Nothing may be dropped or altered: reproduce all the data.

# start of Records supplied

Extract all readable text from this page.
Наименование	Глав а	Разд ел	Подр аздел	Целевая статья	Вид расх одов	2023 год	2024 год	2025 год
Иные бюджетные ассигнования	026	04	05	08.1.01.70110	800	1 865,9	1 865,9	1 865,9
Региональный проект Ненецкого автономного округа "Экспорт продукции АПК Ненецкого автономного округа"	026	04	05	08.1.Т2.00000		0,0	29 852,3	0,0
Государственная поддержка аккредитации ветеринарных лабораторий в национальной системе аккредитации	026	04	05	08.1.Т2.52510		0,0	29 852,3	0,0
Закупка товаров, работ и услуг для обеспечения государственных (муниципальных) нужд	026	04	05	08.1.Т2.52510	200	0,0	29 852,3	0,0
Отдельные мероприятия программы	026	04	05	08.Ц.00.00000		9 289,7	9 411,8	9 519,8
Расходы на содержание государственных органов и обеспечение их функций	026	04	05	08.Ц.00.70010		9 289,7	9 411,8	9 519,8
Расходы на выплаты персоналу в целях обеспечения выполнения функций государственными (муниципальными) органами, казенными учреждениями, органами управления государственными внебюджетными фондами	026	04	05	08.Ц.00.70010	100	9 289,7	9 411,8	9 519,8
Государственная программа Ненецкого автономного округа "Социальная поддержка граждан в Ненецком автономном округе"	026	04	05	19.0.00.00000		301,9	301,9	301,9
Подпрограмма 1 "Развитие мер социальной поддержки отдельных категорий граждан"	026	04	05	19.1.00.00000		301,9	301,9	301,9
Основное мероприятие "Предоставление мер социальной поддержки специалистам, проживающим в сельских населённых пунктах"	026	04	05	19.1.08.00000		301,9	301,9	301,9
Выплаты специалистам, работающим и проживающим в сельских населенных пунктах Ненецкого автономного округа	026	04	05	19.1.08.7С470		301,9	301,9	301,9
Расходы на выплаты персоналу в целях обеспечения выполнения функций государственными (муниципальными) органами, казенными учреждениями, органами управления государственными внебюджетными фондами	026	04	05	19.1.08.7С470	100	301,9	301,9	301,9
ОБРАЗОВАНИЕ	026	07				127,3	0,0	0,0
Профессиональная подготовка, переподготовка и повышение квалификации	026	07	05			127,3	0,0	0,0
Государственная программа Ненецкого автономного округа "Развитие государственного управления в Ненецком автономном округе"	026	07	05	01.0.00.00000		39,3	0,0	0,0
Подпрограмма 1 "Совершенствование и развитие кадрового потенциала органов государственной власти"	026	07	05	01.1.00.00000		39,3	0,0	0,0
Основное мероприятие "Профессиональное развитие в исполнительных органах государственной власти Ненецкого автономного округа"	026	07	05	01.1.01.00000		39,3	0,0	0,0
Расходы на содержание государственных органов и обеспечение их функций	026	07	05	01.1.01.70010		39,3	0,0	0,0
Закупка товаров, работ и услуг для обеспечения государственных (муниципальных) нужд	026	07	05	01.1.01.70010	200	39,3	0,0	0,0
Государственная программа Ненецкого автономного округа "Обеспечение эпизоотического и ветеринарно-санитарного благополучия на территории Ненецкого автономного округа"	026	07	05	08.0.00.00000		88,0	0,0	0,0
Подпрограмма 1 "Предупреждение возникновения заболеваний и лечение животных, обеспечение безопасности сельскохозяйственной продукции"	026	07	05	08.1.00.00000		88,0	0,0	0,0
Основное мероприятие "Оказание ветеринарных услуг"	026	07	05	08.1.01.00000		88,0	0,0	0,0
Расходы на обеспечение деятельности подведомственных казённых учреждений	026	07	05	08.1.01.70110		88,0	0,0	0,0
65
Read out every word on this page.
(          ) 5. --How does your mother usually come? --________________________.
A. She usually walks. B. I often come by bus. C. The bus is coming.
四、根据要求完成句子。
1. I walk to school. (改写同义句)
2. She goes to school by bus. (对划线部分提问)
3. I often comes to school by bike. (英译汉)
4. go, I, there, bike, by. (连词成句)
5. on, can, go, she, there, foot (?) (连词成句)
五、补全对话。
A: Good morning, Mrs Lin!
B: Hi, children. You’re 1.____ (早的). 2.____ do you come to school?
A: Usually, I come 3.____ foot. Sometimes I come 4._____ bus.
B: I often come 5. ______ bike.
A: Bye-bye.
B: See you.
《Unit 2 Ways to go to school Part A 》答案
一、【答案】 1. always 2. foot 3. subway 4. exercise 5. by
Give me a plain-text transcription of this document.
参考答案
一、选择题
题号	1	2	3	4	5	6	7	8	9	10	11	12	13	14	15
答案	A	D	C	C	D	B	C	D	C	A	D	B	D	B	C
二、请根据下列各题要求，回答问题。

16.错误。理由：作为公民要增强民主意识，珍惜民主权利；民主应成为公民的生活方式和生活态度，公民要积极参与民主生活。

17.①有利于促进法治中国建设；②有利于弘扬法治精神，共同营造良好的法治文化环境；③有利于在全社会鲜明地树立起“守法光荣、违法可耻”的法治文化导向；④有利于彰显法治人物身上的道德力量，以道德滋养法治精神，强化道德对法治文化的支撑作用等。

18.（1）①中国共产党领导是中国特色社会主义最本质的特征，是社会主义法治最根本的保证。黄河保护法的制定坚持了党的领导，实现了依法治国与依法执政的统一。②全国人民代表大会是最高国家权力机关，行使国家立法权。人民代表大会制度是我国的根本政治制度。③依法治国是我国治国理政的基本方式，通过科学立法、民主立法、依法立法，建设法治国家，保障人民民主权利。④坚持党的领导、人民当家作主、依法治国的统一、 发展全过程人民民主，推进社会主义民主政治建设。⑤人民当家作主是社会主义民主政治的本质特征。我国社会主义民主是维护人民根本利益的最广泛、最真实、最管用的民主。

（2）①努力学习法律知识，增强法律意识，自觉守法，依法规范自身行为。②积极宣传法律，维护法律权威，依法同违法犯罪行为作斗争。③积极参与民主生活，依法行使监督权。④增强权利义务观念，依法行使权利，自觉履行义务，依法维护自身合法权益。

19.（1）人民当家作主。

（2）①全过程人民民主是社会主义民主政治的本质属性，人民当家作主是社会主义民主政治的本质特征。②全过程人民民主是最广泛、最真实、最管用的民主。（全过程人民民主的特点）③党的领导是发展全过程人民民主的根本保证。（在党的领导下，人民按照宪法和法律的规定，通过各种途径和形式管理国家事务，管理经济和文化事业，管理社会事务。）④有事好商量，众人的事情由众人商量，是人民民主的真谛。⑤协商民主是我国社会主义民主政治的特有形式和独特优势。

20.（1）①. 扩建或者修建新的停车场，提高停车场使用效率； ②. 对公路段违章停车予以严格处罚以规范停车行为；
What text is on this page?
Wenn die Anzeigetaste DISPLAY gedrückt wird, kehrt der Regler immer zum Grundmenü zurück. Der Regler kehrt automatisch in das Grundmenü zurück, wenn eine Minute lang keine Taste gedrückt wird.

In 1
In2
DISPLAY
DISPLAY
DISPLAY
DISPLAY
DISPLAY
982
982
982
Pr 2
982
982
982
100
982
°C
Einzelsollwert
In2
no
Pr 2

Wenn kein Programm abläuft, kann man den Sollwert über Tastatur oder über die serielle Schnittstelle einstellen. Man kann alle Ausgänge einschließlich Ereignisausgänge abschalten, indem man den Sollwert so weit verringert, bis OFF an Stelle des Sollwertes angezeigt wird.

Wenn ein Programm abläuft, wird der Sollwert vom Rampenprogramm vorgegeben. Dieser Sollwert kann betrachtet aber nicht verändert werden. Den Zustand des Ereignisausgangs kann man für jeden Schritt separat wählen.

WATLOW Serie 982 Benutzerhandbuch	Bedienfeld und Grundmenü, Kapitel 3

# end of Records supplied

**Written answer**
Extract all readable text from this page.
Наименование	Глав а	Разд ел	Подр аздел	Целевая статья	Вид расх одов	2023 год	2024 год	2025 год
Иные бюджетные ассигнования	026	04	05	08.1.01.70110	800	1 865,9	1 865,9	1 865,9
Региональный проект Ненецкого автономного округа "Экспорт продукции АПК Ненецкого автономного округа"	026	04	05	08.1.Т2.00000		0,0	29 852,3	0,0
Государственная поддержка аккредитации ветеринарных лабораторий в национальной системе аккредитации	026	04	05	08.1.Т2.52510		0,0	29 852,3	0,0
Закупка товаров, работ и услуг для обеспечения государственных (муниципальных) нужд	026	04	05	08.1.Т2.52510	200	0,0	29 852,3	0,0
Отдельные мероприятия программы	026	04	05	08.Ц.00.00000		9 289,7	9 411,8	9 519,8
Расходы на содержание государственных органов и обеспечение их функций	026	04	05	08.Ц.00.70010		9 289,7	9 411,8	9 519,8
Расходы на выплаты персоналу в целях обеспечения выполнения функций государственными (муниципальными) органами, казенными учреждениями, органами управления государственными внебюджетными фондами	026	04	05	08.Ц.00.70010	100	9 289,7	9 411,8	9 519,8
Государственная программа Ненецкого автономного округа "Социальная поддержка граждан в Ненецком автономном округе"	026	04	05	19.0.00.00000		301,9	301,9	301,9
Подпрограмма 1 "Развитие мер социальной поддержки отдельных категорий граждан"	026	04	05	19.1.00.00000		301,9	301,9	301,9
Основное мероприятие "Предоставление мер социальной поддержки специалистам, проживающим в сельских населённых пунктах"	026	04	05	19.1.08.00000		301,9	301,9	301,9
Выплаты специалистам, работающим и проживающим в сельских населенных пунктах Ненецкого автономного округа	026	04	05	19.1.08.7С470		301,9	301,9	301,9
Расходы на выплаты персоналу в целях обеспечения выполнения функций государственными (муниципальными) органами, казенными учреждениями, органами управления государственными внебюджетными фондами	026	04	05	19.1.08.7С470	100	301,9	301,9	301,9
ОБРАЗОВАНИЕ	026	07				127,3	0,0	0,0
Профессиональная подготовка, переподготовка и повышение квалификации	026	07	05			127,3	0,0	0,0
Государственная программа Ненецкого автономного округа "Развитие государственного управления в Ненецком автономном округе"	026	07	05	01.0.00.00000		39,3	0,0	0,0
Подпрограмма 1 "Совершенствование и развитие кадрового потенциала органов государственной власти"	026	07	05	01.1.00.00000		39,3	0,0	0,0
Основное мероприятие "Профессиональное развитие в исполнительных органах государственной власти Ненецкого автономного округа"	026	07	05	01.1.01.00000		39,3	0,0	0,0
Расходы на содержание государственных органов и обеспечение их функций	026	07	05	01.1.01.70010		39,3	0,0	0,0
Закупка товаров, работ и услуг для обеспечения государственных (муниципальных) нужд	026	07	05	01.1.01.70010	200	39,3	0,0	0,0
Государственная программа Ненецкого автономного округа "Обеспечение эпизоотического и ветеринарно-санитарного благополучия на территории Ненецкого автономного округа"	026	07	05	08.0.00.00000		88,0	0,0	0,0
Подпрограмма 1 "Предупреждение возникновения заболеваний и лечение животных, обеспечение безопасности сельскохозяйственной продукции"	026	07	05	08.1.00.00000		88,0	0,0	0,0
Основное мероприятие "Оказание ветеринарных услуг"	026	07	05	08.1.01.00000		88,0	0,0	0,0
Расходы на обеспечение деятельности подведомственных казённых учреждений	026	07	05	08.1.01.70110		88,0	0,0	0,0
65
Read out every word on this page.
(          ) 5. --How does your mother usually come? --________________________.
A. She usually walks. B. I often come by bus. C. The bus is coming.
四、根据要求完成句子。
1. I walk to school. (改写同义句)
2. She goes to school by bus. (对划线部分提问)
3. I often comes to school by bike. (英译汉)
4. go, I, there, bike, by. (连词成句)
5. on, can, go, she, there, foot (?) (连词成句)
五、补全对话。
A: Good morning, Mrs Lin!
B: Hi, children. You’re 1.____ (早的). 2.____ do you come to school?
A: Usually, I come 3.____ foot. Sometimes I come 4._____ bus.
B: I often come 5. ______ bike.
A: Bye-bye.
B: See you.
《Unit 2 Ways to go to school Part A 》答案
一、【答案】 1. always 2. foot 3. subway 4. exercise 5. by
Give me a plain-text transcription of this document.
参考答案
一、选择题
题号	1	2	3	4	5	6	7	8	9	10	11	12	13	14	15
答案	A	D	C	C	D	B	C	D	C	A	D	B	D	B	C
二、请根据下列各题要求，回答问题。

16.错误。理由：作为公民要增强民主意识，珍惜民主权利；民主应成为公民的生活方式和生活态度，公民要积极参与民主生活。

17.①有利于促进法治中国建设；②有利于弘扬法治精神，共同营造良好的法治文化环境；③有利于在全社会鲜明地树立起“守法光荣、违法可耻”的法治文化导向；④有利于彰显法治人物身上的道德力量，以道德滋养法治精神，强化道德对法治文化的支撑作用等。

18.（1）①中国共产党领导是中国特色社会主义最本质的特征，是社会主义法治最根本的保证。黄河保护法的制定坚持了党的领导，实现了依法治国与依法执政的统一。②全国人民代表大会是最高国家权力机关，行使国家立法权。人民代表大会制度是我国的根本政治制度。③依法治国是我国治国理政的基本方式，通过科学立法、民主立法、依法立法，建设法治国家，保障人民民主权利。④坚持党的领导、人民当家作主、依法治国的统一、 发展全过程人民民主，推进社会主义民主政治建设。⑤人民当家作主是社会主义民主政治的本质特征。我国社会主义民主是维护人民根本利益的最广泛、最真实、最管用的民主。

（2）①努力学习法律知识，增强法律意识，自觉守法，依法规范自身行为。②积极宣传法律，维护法律权威，依法同违法犯罪行为作斗争。③积极参与民主生活，依法行使监督权。④增强权利义务观念，依法行使权利，自觉履行义务，依法维护自身合法权益。

19.（1）人民当家作主。

（2）①全过程人民民主是社会主义民主政治的本质属性，人民当家作主是社会主义民主政治的本质特征。②全过程人民民主是最广泛、最真实、最管用的民主。（全过程人民民主的特点）③党的领导是发展全过程人民民主的根本保证。（在党的领导下，人民按照宪法和法律的规定，通过各种途径和形式管理国家事务，管理经济和文化事业，管理社会事务。）④有事好商量，众人的事情由众人商量，是人民民主的真谛。⑤协商民主是我国社会主义民主政治的特有形式和独特优势。

20.（1）①. 扩建或者修建新的停车场，提高停车场使用效率； ②. 对公路段违章停车予以严格处罚以规范停车行为；
What text is on this page?
Wenn die Anzeigetaste DISPLAY gedrückt wird, kehrt der Regler immer zum Grundmenü zurück. Der Regler kehrt automatisch in das Grundmenü zurück, wenn eine Minute lang keine Taste gedrückt wird.

In 1
In2
DISPLAY
DISPLAY
DISPLAY
DISPLAY
DISPLAY
982
982
982
Pr 2
982
982
982
100
982
°C
Einzelsollwert
In2
no
Pr 2

Wenn kein Programm abläuft, kann man den Sollwert über Tastatur oder über die serielle Schnittstelle einstellen. Man kann alle Ausgänge einschließlich Ereignisausgänge abschalten, indem man den Sollwert so weit verringert, bis OFF an Stelle des Sollwertes angezeigt wird.

Wenn ein Programm abläuft, wird der Sollwert vom Rampenprogramm vorgegeben. Dieser Sollwert kann betrachtet aber nicht verändert werden. Den Zustand des Ereignisausgangs kann man für jeden Schritt separat wählen.

WATLOW Serie 982 Benutzerhandbuch	Bedienfeld und Grundmenü, Kapitel 3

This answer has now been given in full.